Pictures excluded, retype the lines from the one containing "Parse this screenshot: output" through the last line of the data below, both included.

************

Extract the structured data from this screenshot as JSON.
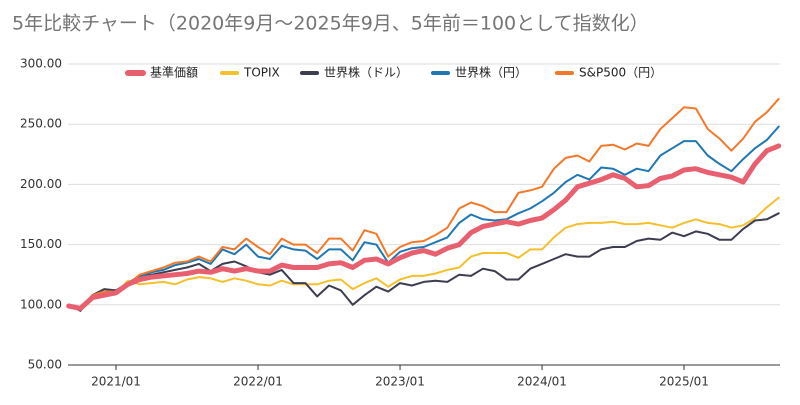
{
  "chart_data": {
    "type": "line",
    "title": "5年比較チャート（2020年9月〜2025年9月、5年前＝100として指数化）",
    "categories": [
      null,
      null,
      null,
      null,
      "2021/01",
      null,
      null,
      null,
      null,
      null,
      null,
      null,
      null,
      null,
      null,
      null,
      "2022/01",
      null,
      null,
      null,
      null,
      null,
      null,
      null,
      null,
      null,
      null,
      null,
      "2023/01",
      null,
      null,
      null,
      null,
      null,
      null,
      null,
      null,
      null,
      null,
      null,
      "2024/01",
      null,
      null,
      null,
      null,
      null,
      null,
      null,
      null,
      null,
      null,
      null,
      "2025/01",
      null,
      null,
      null,
      null,
      null,
      null,
      null,
      null
    ],
    "ylim": [
      50,
      300
    ],
    "yticks": [
      {
        "value": 50,
        "label": "50.00"
      },
      {
        "value": 100,
        "label": "100.00"
      },
      {
        "value": 150,
        "label": "150.00"
      },
      {
        "value": 200,
        "label": "200.00"
      },
      {
        "value": 250,
        "label": "250.00"
      },
      {
        "value": 300,
        "label": "300.00"
      }
    ],
    "grid": true,
    "legend": "top",
    "series": [
      {
        "name": "基準価額",
        "color": "#e8606f",
        "values": [
          99,
          97,
          106,
          108,
          110,
          117,
          121,
          123,
          124,
          125,
          126,
          128,
          127,
          130,
          128,
          130,
          128,
          128,
          133,
          131,
          131,
          131,
          134,
          135,
          131,
          137,
          138,
          134,
          139,
          143,
          145,
          142,
          147,
          150,
          160,
          165,
          167,
          169,
          167,
          170,
          172,
          179,
          187,
          198,
          201,
          204,
          208,
          205,
          198,
          199,
          205,
          207,
          212,
          213,
          210,
          208,
          206,
          202,
          217,
          228,
          232
        ]
      },
      {
        "name": "TOPIX",
        "color": "#f5c02c",
        "values": [
          100,
          96,
          107,
          109,
          110,
          120,
          117,
          118,
          119,
          117,
          121,
          123,
          122,
          119,
          122,
          120,
          117,
          116,
          120,
          117,
          117,
          117,
          120,
          121,
          113,
          118,
          122,
          115,
          121,
          124,
          124,
          126,
          129,
          131,
          140,
          143,
          143,
          143,
          139,
          146,
          146,
          156,
          164,
          167,
          168,
          168,
          169,
          167,
          167,
          168,
          166,
          164,
          168,
          171,
          168,
          167,
          164,
          166,
          172,
          181,
          189
        ]
      },
      {
        "name": "世界株（ドル）",
        "color": "#3d3d50",
        "values": [
          100,
          95,
          108,
          113,
          112,
          118,
          124,
          125,
          127,
          129,
          131,
          134,
          128,
          134,
          136,
          132,
          127,
          125,
          129,
          118,
          118,
          107,
          116,
          112,
          100,
          108,
          115,
          111,
          118,
          116,
          119,
          120,
          119,
          125,
          124,
          130,
          128,
          121,
          121,
          130,
          134,
          138,
          142,
          140,
          140,
          146,
          148,
          148,
          153,
          155,
          154,
          160,
          157,
          161,
          159,
          154,
          154,
          163,
          170,
          171,
          176
        ]
      },
      {
        "name": "世界株（円）",
        "color": "#1f77b4",
        "values": [
          100,
          97,
          108,
          111,
          111,
          116,
          123,
          127,
          129,
          133,
          135,
          138,
          134,
          146,
          142,
          150,
          140,
          138,
          149,
          146,
          145,
          138,
          146,
          146,
          137,
          152,
          150,
          135,
          144,
          147,
          148,
          152,
          156,
          168,
          175,
          171,
          170,
          171,
          176,
          180,
          186,
          193,
          202,
          208,
          204,
          214,
          213,
          208,
          213,
          211,
          224,
          230,
          236,
          236,
          224,
          217,
          211,
          221,
          230,
          237,
          248
        ]
      },
      {
        "name": "S&P500（円）",
        "color": "#f4782a",
        "values": [
          100,
          97,
          108,
          111,
          111,
          117,
          125,
          128,
          131,
          135,
          136,
          140,
          136,
          148,
          146,
          155,
          148,
          142,
          155,
          150,
          150,
          143,
          155,
          155,
          145,
          162,
          159,
          140,
          148,
          152,
          153,
          158,
          164,
          180,
          185,
          182,
          177,
          177,
          193,
          195,
          198,
          213,
          222,
          224,
          219,
          232,
          233,
          229,
          234,
          232,
          246,
          255,
          264,
          263,
          246,
          238,
          228,
          238,
          252,
          260,
          271
        ]
      }
    ]
  }
}
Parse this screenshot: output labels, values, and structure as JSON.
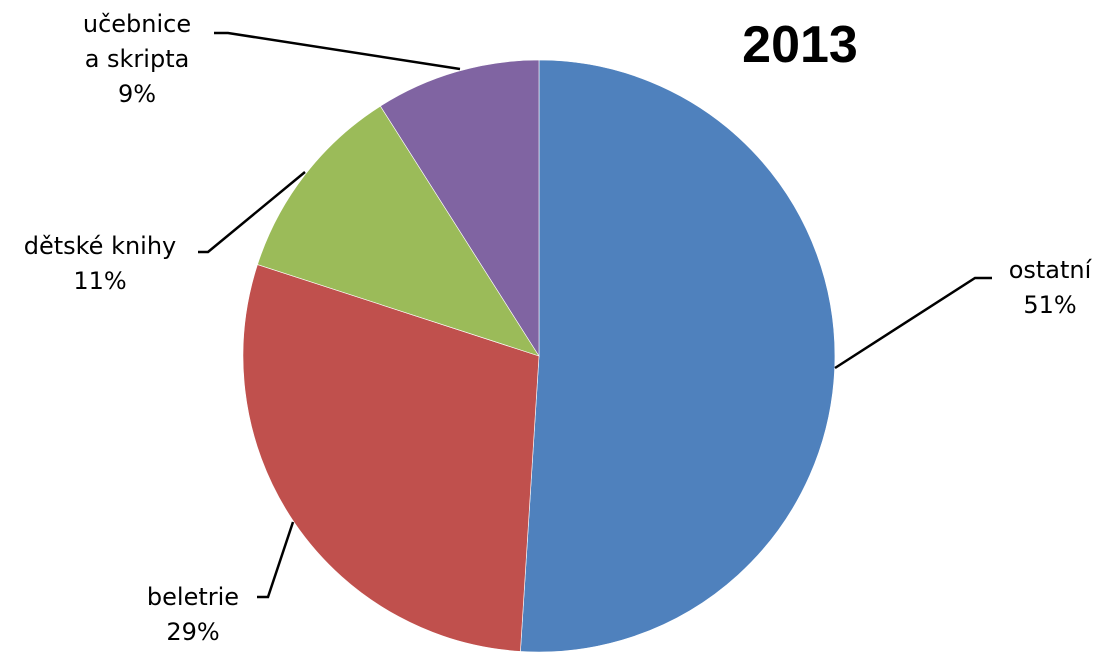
{
  "chart_data": {
    "type": "pie",
    "title": "2013",
    "start_angle_deg": 0,
    "direction": "clockwise",
    "slices": [
      {
        "name": "ostatní",
        "value": 51,
        "value_label": "51%",
        "color": "#4F81BD"
      },
      {
        "name": "beletrie",
        "value": 29,
        "value_label": "29%",
        "color": "#C0504D"
      },
      {
        "name": "dětské knihy",
        "value": 11,
        "value_label": "11%",
        "color": "#9BBB59"
      },
      {
        "name": "učebnice a skripta",
        "name_lines": [
          "učebnice",
          "a skripta"
        ],
        "value": 9,
        "value_label": "9%",
        "color": "#8064A2"
      }
    ],
    "legend": "none",
    "data_labels": "outside with leader lines"
  }
}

************

Result of the exercise »
Parse this screenshot: output labels, values, and structure as JSON.
{
  "chart_data": {
    "type": "pie",
    "title": "2013",
    "start_angle_deg": 0,
    "direction": "clockwise",
    "slices": [
      {
        "name": "ostatní",
        "value": 51,
        "value_label": "51%",
        "color": "#4F81BD"
      },
      {
        "name": "beletrie",
        "value": 29,
        "value_label": "29%",
        "color": "#C0504D"
      },
      {
        "name": "dětské knihy",
        "value": 11,
        "value_label": "11%",
        "color": "#9BBB59"
      },
      {
        "name": "učebnice a skripta",
        "name_lines": [
          "učebnice",
          "a skripta"
        ],
        "value": 9,
        "value_label": "9%",
        "color": "#8064A2"
      }
    ],
    "legend": "none",
    "data_labels": "outside with leader lines"
  }
}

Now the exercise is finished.